>> Start
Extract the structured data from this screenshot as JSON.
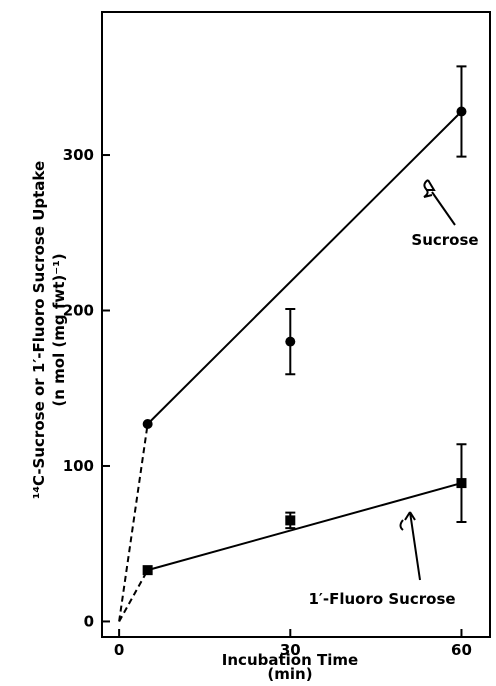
{
  "chart_data": {
    "type": "line",
    "x_label": "Incubation Time",
    "x_unit": "(min)",
    "y_label": "¹⁴C-Sucrose or 1′-Fluoro Sucrose Uptake",
    "y_unit": "(n mol (mg fwt)⁻¹)",
    "x": [
      5,
      30,
      60
    ],
    "series": [
      {
        "name": "Sucrose",
        "color": "#000000",
        "marker": "circle",
        "values": [
          127,
          180,
          328
        ],
        "errors": [
          null,
          21,
          29
        ]
      },
      {
        "name": "1′-Fluoro Sucrose",
        "color": "#000000",
        "marker": "square",
        "values": [
          33,
          65,
          89
        ],
        "errors": [
          null,
          5,
          25
        ]
      }
    ],
    "xlim": [
      -3,
      65
    ],
    "ylim": [
      -10,
      392
    ],
    "xticks": [
      0,
      30,
      60
    ],
    "yticks": [
      0,
      100,
      200,
      300
    ]
  }
}
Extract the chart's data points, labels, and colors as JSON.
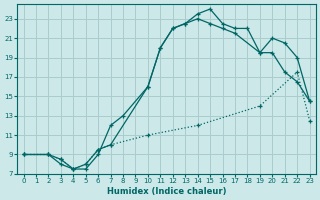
{
  "xlabel": "Humidex (Indice chaleur)",
  "bg_color": "#cce8e8",
  "grid_color": "#aacccc",
  "line_color": "#006666",
  "xlim": [
    -0.5,
    23.5
  ],
  "ylim": [
    7,
    24.5
  ],
  "xticks": [
    0,
    1,
    2,
    3,
    4,
    5,
    6,
    7,
    8,
    9,
    10,
    11,
    12,
    13,
    14,
    15,
    16,
    17,
    18,
    19,
    20,
    21,
    22,
    23
  ],
  "yticks": [
    7,
    9,
    11,
    13,
    15,
    17,
    19,
    21,
    23
  ],
  "curve1_x": [
    0,
    2,
    3,
    4,
    5,
    6,
    7,
    8,
    10,
    11,
    12,
    13,
    14,
    15,
    16,
    17,
    18,
    19,
    20,
    21,
    22,
    23
  ],
  "curve1_y": [
    9,
    9,
    8,
    7.5,
    7.5,
    9,
    12,
    13,
    16,
    20,
    22,
    22.5,
    23.5,
    24,
    22.5,
    22,
    22,
    19.5,
    21,
    20.5,
    19,
    14.5
  ],
  "curve2_x": [
    0,
    2,
    3,
    4,
    5,
    6,
    7,
    10,
    11,
    12,
    13,
    14,
    15,
    16,
    17,
    19,
    20,
    21,
    22,
    23
  ],
  "curve2_y": [
    9,
    9,
    8.5,
    7.5,
    8,
    9.5,
    10,
    16,
    20,
    22,
    22.5,
    23,
    22.5,
    22,
    21.5,
    19.5,
    19.5,
    17.5,
    16.5,
    14.5
  ],
  "curve3_x": [
    0,
    2,
    3,
    4,
    5,
    6,
    7,
    10,
    14,
    19,
    22,
    23
  ],
  "curve3_y": [
    9,
    9,
    8.5,
    7.5,
    8,
    9.5,
    10,
    11,
    12,
    14,
    17.5,
    12.5
  ]
}
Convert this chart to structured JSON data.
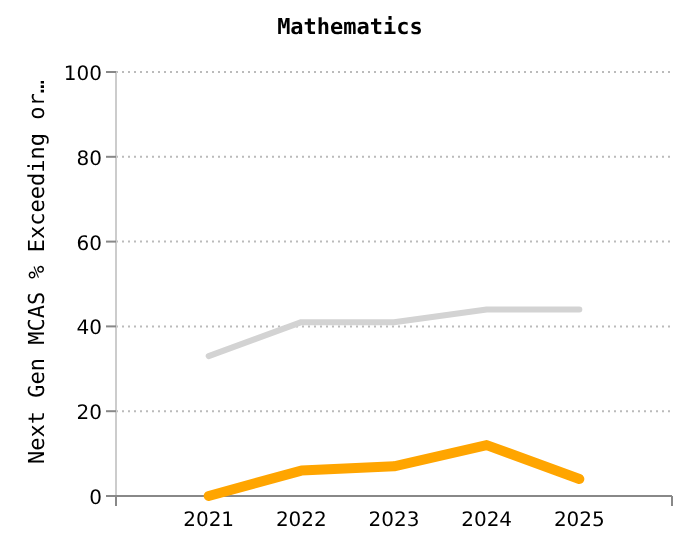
{
  "chart_data": {
    "type": "line",
    "title": "Mathematics",
    "ylabel": "Next Gen MCAS % Exceeding or…",
    "categories": [
      "2021",
      "2022",
      "2023",
      "2024",
      "2025"
    ],
    "series": [
      {
        "color": "#d3d3d3",
        "values": [
          33,
          41,
          41,
          44,
          44
        ]
      },
      {
        "color": "#ffa500",
        "values": [
          0,
          6,
          7,
          12,
          4
        ]
      }
    ],
    "ylim": [
      0,
      100
    ],
    "yticks": [
      0,
      20,
      40,
      60,
      80,
      100
    ],
    "grid": "y",
    "marker": "none",
    "line_style": "solid"
  }
}
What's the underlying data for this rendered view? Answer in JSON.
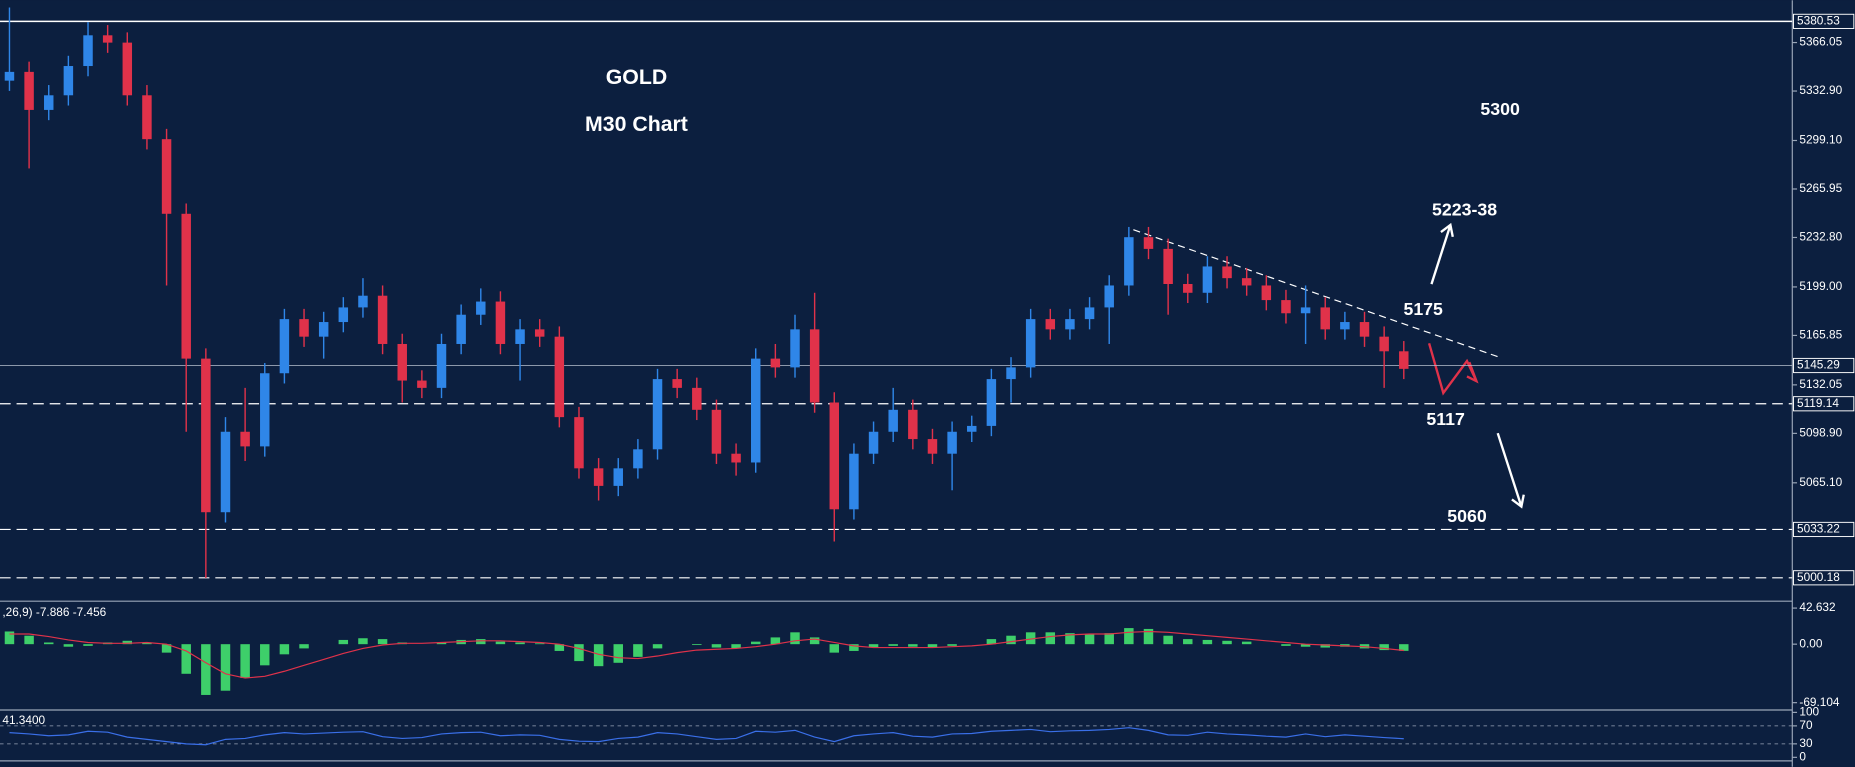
{
  "chart_data": [
    {
      "type": "candlestick",
      "title": "GOLD",
      "subtitle": "M30 Chart",
      "open": [
        5340,
        5346,
        5320,
        5330,
        5350,
        5371,
        5366,
        5330,
        5300,
        5249,
        5150,
        5045,
        5100,
        5090,
        5140,
        5177,
        5165,
        5175,
        5185,
        5193,
        5160,
        5135,
        5130,
        5160,
        5180,
        5189,
        5160,
        5170,
        5165,
        5110,
        5075,
        5063,
        5075,
        5088,
        5136,
        5130,
        5115,
        5085,
        5079,
        5150,
        5144,
        5170,
        5120,
        5047,
        5085,
        5100,
        5115,
        5095,
        5085,
        5100,
        5104,
        5136,
        5144,
        5177,
        5170,
        5177,
        5185,
        5200,
        5233,
        5225,
        5201,
        5195,
        5213,
        5205,
        5200,
        5190,
        5181,
        5185,
        5170,
        5175,
        5165,
        5155
      ],
      "high": [
        5390,
        5353,
        5337,
        5357,
        5380,
        5378,
        5373,
        5337,
        5307,
        5256,
        5157,
        5110,
        5130,
        5147,
        5184,
        5184,
        5182,
        5192,
        5205,
        5200,
        5167,
        5142,
        5167,
        5187,
        5198,
        5196,
        5177,
        5177,
        5172,
        5117,
        5082,
        5082,
        5095,
        5143,
        5143,
        5137,
        5122,
        5092,
        5157,
        5160,
        5180,
        5195,
        5127,
        5092,
        5107,
        5130,
        5122,
        5102,
        5107,
        5111,
        5143,
        5151,
        5184,
        5184,
        5184,
        5192,
        5207,
        5240,
        5240,
        5232,
        5208,
        5220,
        5220,
        5212,
        5207,
        5197,
        5200,
        5192,
        5182,
        5182,
        5172,
        5162
      ],
      "low": [
        5333,
        5280,
        5313,
        5323,
        5343,
        5359,
        5323,
        5293,
        5200,
        5100,
        5000,
        5038,
        5080,
        5083,
        5133,
        5158,
        5150,
        5168,
        5178,
        5153,
        5120,
        5123,
        5123,
        5153,
        5173,
        5153,
        5135,
        5158,
        5103,
        5068,
        5053,
        5056,
        5068,
        5081,
        5123,
        5108,
        5078,
        5070,
        5072,
        5137,
        5137,
        5113,
        5025,
        5040,
        5078,
        5093,
        5088,
        5078,
        5060,
        5093,
        5097,
        5120,
        5137,
        5163,
        5163,
        5170,
        5160,
        5193,
        5218,
        5180,
        5188,
        5188,
        5198,
        5193,
        5183,
        5174,
        5160,
        5163,
        5163,
        5158,
        5130,
        5136
      ],
      "close": [
        5346,
        5320,
        5330,
        5350,
        5371,
        5366,
        5330,
        5300,
        5249,
        5150,
        5045,
        5100,
        5090,
        5140,
        5177,
        5165,
        5175,
        5185,
        5193,
        5160,
        5135,
        5130,
        5160,
        5180,
        5189,
        5160,
        5170,
        5165,
        5110,
        5075,
        5063,
        5075,
        5088,
        5136,
        5130,
        5115,
        5085,
        5079,
        5150,
        5144,
        5170,
        5120,
        5047,
        5085,
        5100,
        5115,
        5095,
        5085,
        5100,
        5104,
        5136,
        5144,
        5177,
        5170,
        5177,
        5185,
        5200,
        5233,
        5225,
        5201,
        5195,
        5213,
        5205,
        5200,
        5190,
        5181,
        5185,
        5170,
        5175,
        5165,
        5155,
        5143
      ],
      "up_color": "#2f86e8",
      "down_color": "#e0324a",
      "ylim": [
        4985,
        5395
      ],
      "yticks": [
        5366.05,
        {
          "value": 5332.9,
          "label": "5332.90"
        },
        {
          "value": 5299.1,
          "label": "5299.10"
        },
        5265.95,
        {
          "value": 5232.8,
          "label": "5232.80"
        },
        {
          "value": 5199,
          "label": "5199.00"
        },
        5165.85,
        5132.05,
        {
          "value": 5098.9,
          "label": "5098.90"
        },
        {
          "value": 5065.1,
          "label": "5065.10"
        }
      ],
      "levels": [
        {
          "value": 5380.53,
          "style": "solid"
        },
        {
          "value": 5145.29,
          "style": "thin"
        },
        {
          "value": 5119.14,
          "style": "dashed"
        },
        {
          "value": 5033.22,
          "style": "dashed"
        },
        {
          "value": 5000.18,
          "style": "dashed"
        }
      ],
      "annotations": [
        "5300",
        "5223-38",
        "5175",
        "5117",
        "5060"
      ]
    },
    {
      "type": "macd",
      "label": ",26,9) -7.886 -7.456",
      "values": [
        15,
        10,
        2,
        -3,
        -2,
        2,
        4,
        2,
        -10,
        -35,
        -60,
        -55,
        -40,
        -25,
        -12,
        -5,
        0,
        5,
        7,
        6,
        2,
        0,
        2,
        5,
        6,
        3,
        2,
        1,
        -8,
        -20,
        -26,
        -22,
        -15,
        -5,
        0,
        -1,
        -4,
        -5,
        3,
        8,
        14,
        8,
        -10,
        -8,
        -4,
        -2,
        -3,
        -4,
        -2,
        0,
        6,
        10,
        14,
        14,
        13,
        12,
        13,
        19,
        18,
        10,
        6,
        5,
        4,
        3,
        0,
        -2,
        -3,
        -4,
        -3,
        -5,
        -7,
        -7.886
      ],
      "signal": [
        12,
        12,
        9,
        5,
        2,
        1,
        1,
        2,
        0,
        -8,
        -22,
        -35,
        -40,
        -38,
        -32,
        -25,
        -18,
        -11,
        -5,
        -1,
        1,
        1,
        2,
        3,
        4,
        4,
        3,
        2,
        0,
        -5,
        -12,
        -16,
        -17,
        -14,
        -10,
        -7,
        -6,
        -5,
        -3,
        0,
        4,
        6,
        2,
        -2,
        -4,
        -4,
        -4,
        -4,
        -3,
        -2,
        0,
        3,
        6,
        9,
        11,
        12,
        12,
        14,
        15,
        14,
        12,
        10,
        8,
        6,
        4,
        2,
        0,
        -1,
        -2,
        -3,
        -5,
        -7.456
      ],
      "color": "#3ecf6a",
      "signal_color": "#e0324a",
      "ylim": [
        -75,
        48
      ],
      "yticks": [
        42.632,
        {
          "value": 0,
          "label": "0.00"
        },
        -69.104
      ]
    },
    {
      "type": "rsi",
      "label": "41.3400",
      "values": [
        55,
        52,
        48,
        50,
        58,
        56,
        45,
        40,
        35,
        30,
        28,
        40,
        42,
        50,
        55,
        52,
        54,
        56,
        57,
        46,
        42,
        44,
        52,
        55,
        56,
        48,
        50,
        49,
        40,
        36,
        35,
        42,
        45,
        55,
        52,
        46,
        40,
        42,
        58,
        56,
        60,
        45,
        35,
        48,
        52,
        55,
        47,
        45,
        52,
        53,
        58,
        60,
        62,
        57,
        59,
        60,
        62,
        66,
        60,
        50,
        49,
        56,
        52,
        50,
        47,
        45,
        52,
        46,
        50,
        47,
        44,
        41.34
      ],
      "color": "#3a6fe8",
      "ylim": [
        0,
        100
      ],
      "yticks": [
        100,
        70,
        30,
        0
      ]
    }
  ]
}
>> End
* **Goal**:
Pick out and copy the lines of the material that include the word "structured".

* **Full output**:
Extract the structured data from this screenshot as JSON.
Convert this chart to structured JSON data.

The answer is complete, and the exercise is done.